[GIVEN TEXT]:

---

This cell prepares a clean and numeric dataset suitable for use with the **SARIMAX** model:

- `df_sarimax = df.copy()`: Starts with a fresh copy of the original data to avoid altering it.
- `df_sarimax.index = pd.to_datetime(...)`: Ensures the DataFrame index is in datetime format, which is required for time series modeling.

**Feature preprocessing:**
- Boolean features like `ev_owner` and `solar_installed` are converted to integers (0 or 1).
- Categorical variables (`region` and `property_type`) are one-hot encoded using `pd.get_dummies`, with `drop_first=True` to avoid multicollinearity.

**Additional cleaning:**
- Any leftover boolean columns (possibly from encoding) are also converted to integers.
- Drops the `date` column since the timestamp is already captured in the index.
- Sorts the DataFrame chronologically to preserve time order.

Finally:
- Prints the data types to confirm everything is numeric.

---

[RECORDS]:
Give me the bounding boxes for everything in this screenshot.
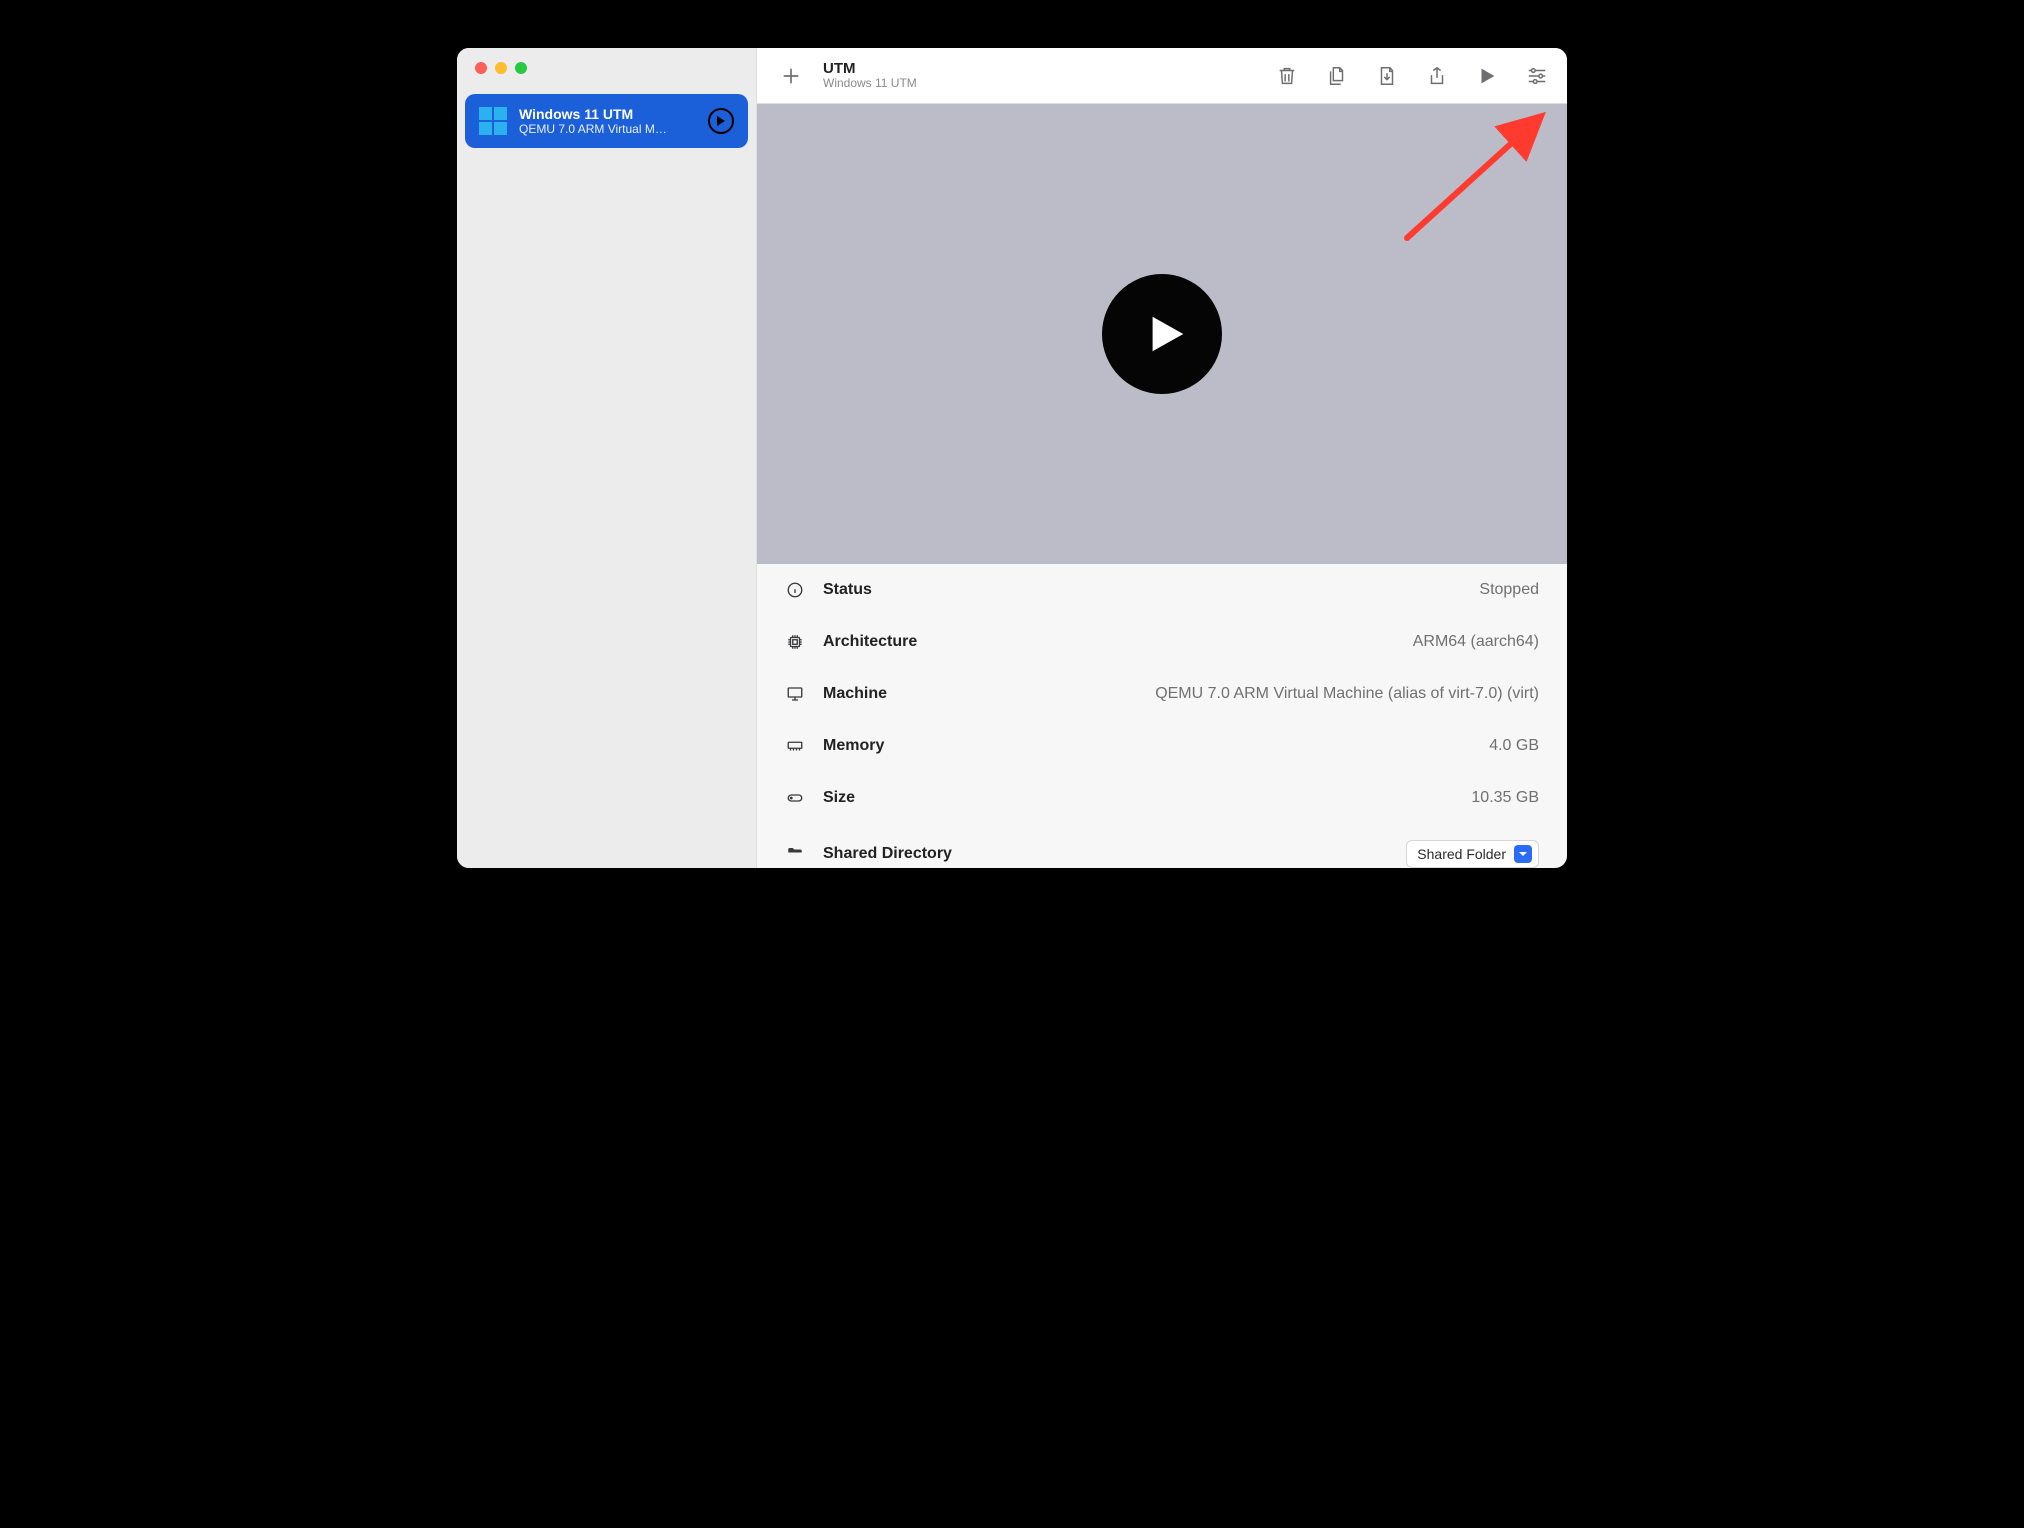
detail-row-size: Size 10.35 GB: [757, 772, 1567, 824]
shared-folder-label: Shared Folder: [1417, 846, 1506, 862]
sidebar-vm-play-button[interactable]: [708, 108, 734, 134]
detail-row-machine: Machine QEMU 7.0 ARM Virtual Machine (al…: [757, 668, 1567, 720]
memory-icon: [785, 736, 805, 756]
clone-button[interactable]: [1325, 64, 1349, 88]
chevron-down-icon: [1514, 845, 1532, 863]
detail-row-architecture: Architecture ARM64 (aarch64): [757, 616, 1567, 668]
detail-row-status: Status Stopped: [757, 564, 1567, 616]
detail-value: QEMU 7.0 ARM Virtual Machine (alias of v…: [1155, 685, 1539, 703]
app-window: Windows 11 UTM QEMU 7.0 ARM Virtual M… U…: [457, 48, 1567, 868]
info-icon: [785, 580, 805, 600]
preview-play-button[interactable]: [1102, 274, 1222, 394]
sidebar: Windows 11 UTM QEMU 7.0 ARM Virtual M…: [457, 48, 757, 868]
monitor-icon: [785, 684, 805, 704]
app-subtitle: Windows 11 UTM: [823, 77, 917, 91]
sidebar-vm-item[interactable]: Windows 11 UTM QEMU 7.0 ARM Virtual M…: [465, 94, 748, 148]
play-icon: [1143, 311, 1189, 357]
detail-value: 4.0 GB: [1489, 737, 1539, 755]
detail-value: Stopped: [1479, 581, 1539, 599]
import-button[interactable]: [1375, 64, 1399, 88]
settings-button[interactable]: [1525, 64, 1549, 88]
duplicate-document-icon: [1326, 65, 1348, 87]
toolbar-actions: [1275, 64, 1549, 88]
shared-folder-dropdown[interactable]: Shared Folder: [1406, 840, 1539, 868]
toolbar: UTM Windows 11 UTM: [757, 48, 1567, 104]
add-vm-button[interactable]: [775, 60, 807, 92]
run-button[interactable]: [1475, 64, 1499, 88]
detail-label: Status: [823, 581, 872, 599]
chip-icon: [785, 632, 805, 652]
zoom-window-button[interactable]: [515, 62, 527, 74]
share-icon: [1426, 65, 1448, 87]
detail-label: Shared Directory: [823, 845, 952, 863]
windows-logo-icon: [479, 107, 507, 135]
folder-icon: [785, 844, 805, 864]
trash-icon: [1276, 65, 1298, 87]
app-title: UTM: [823, 60, 917, 77]
detail-value: ARM64 (aarch64): [1413, 633, 1539, 651]
detail-label: Architecture: [823, 633, 917, 651]
document-download-icon: [1376, 65, 1398, 87]
toolbar-title: UTM Windows 11 UTM: [823, 60, 917, 91]
play-icon: [716, 116, 726, 126]
delete-button[interactable]: [1275, 64, 1299, 88]
main-panel: UTM Windows 11 UTM: [757, 48, 1567, 868]
disk-icon: [785, 788, 805, 808]
sidebar-vm-text: Windows 11 UTM QEMU 7.0 ARM Virtual M…: [519, 106, 696, 136]
detail-row-memory: Memory 4.0 GB: [757, 720, 1567, 772]
vm-preview: [757, 104, 1567, 564]
detail-label: Memory: [823, 737, 884, 755]
detail-row-shared-directory: Shared Directory Shared Folder: [757, 824, 1567, 868]
sliders-icon: [1526, 65, 1548, 87]
share-button[interactable]: [1425, 64, 1449, 88]
vm-details: Status Stopped Architecture ARM64 (aarch…: [757, 564, 1567, 868]
detail-label: Size: [823, 789, 855, 807]
minimize-window-button[interactable]: [495, 62, 507, 74]
sidebar-vm-name: Windows 11 UTM: [519, 106, 696, 122]
sidebar-vm-subtitle: QEMU 7.0 ARM Virtual M…: [519, 122, 696, 136]
detail-label: Machine: [823, 685, 887, 703]
window-controls: [457, 62, 756, 94]
play-icon: [1476, 65, 1498, 87]
plus-icon: [781, 66, 801, 86]
detail-value: 10.35 GB: [1471, 789, 1539, 807]
close-window-button[interactable]: [475, 62, 487, 74]
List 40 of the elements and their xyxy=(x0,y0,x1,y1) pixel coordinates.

---

[SHORT EXERCISE 1]:
From the SARIMAX preprocessing text, extract the passage from "This cell prepares" to "time series modeling.".
[SHORT EXERCISE 2]:
In the SARIMAX preprocessing text, which function one-hot encodes the `region` and `property_type` variables?
The entries have no connection to the SARIMAX preprocessing text.

[TASK RESULT 1]:
This cell prepares a clean and numeric dataset suitable for use with the **SARIMAX** model:

- `df_sarimax = df.copy()`: Starts with a fresh copy of the original data to avoid altering it.
- `df_sarimax.index = pd.to_datetime(...)`: Ensures the DataFrame index is in datetime format, which is required for time series modeling.

[TASK RESULT 2]:
`pd.get_dummies`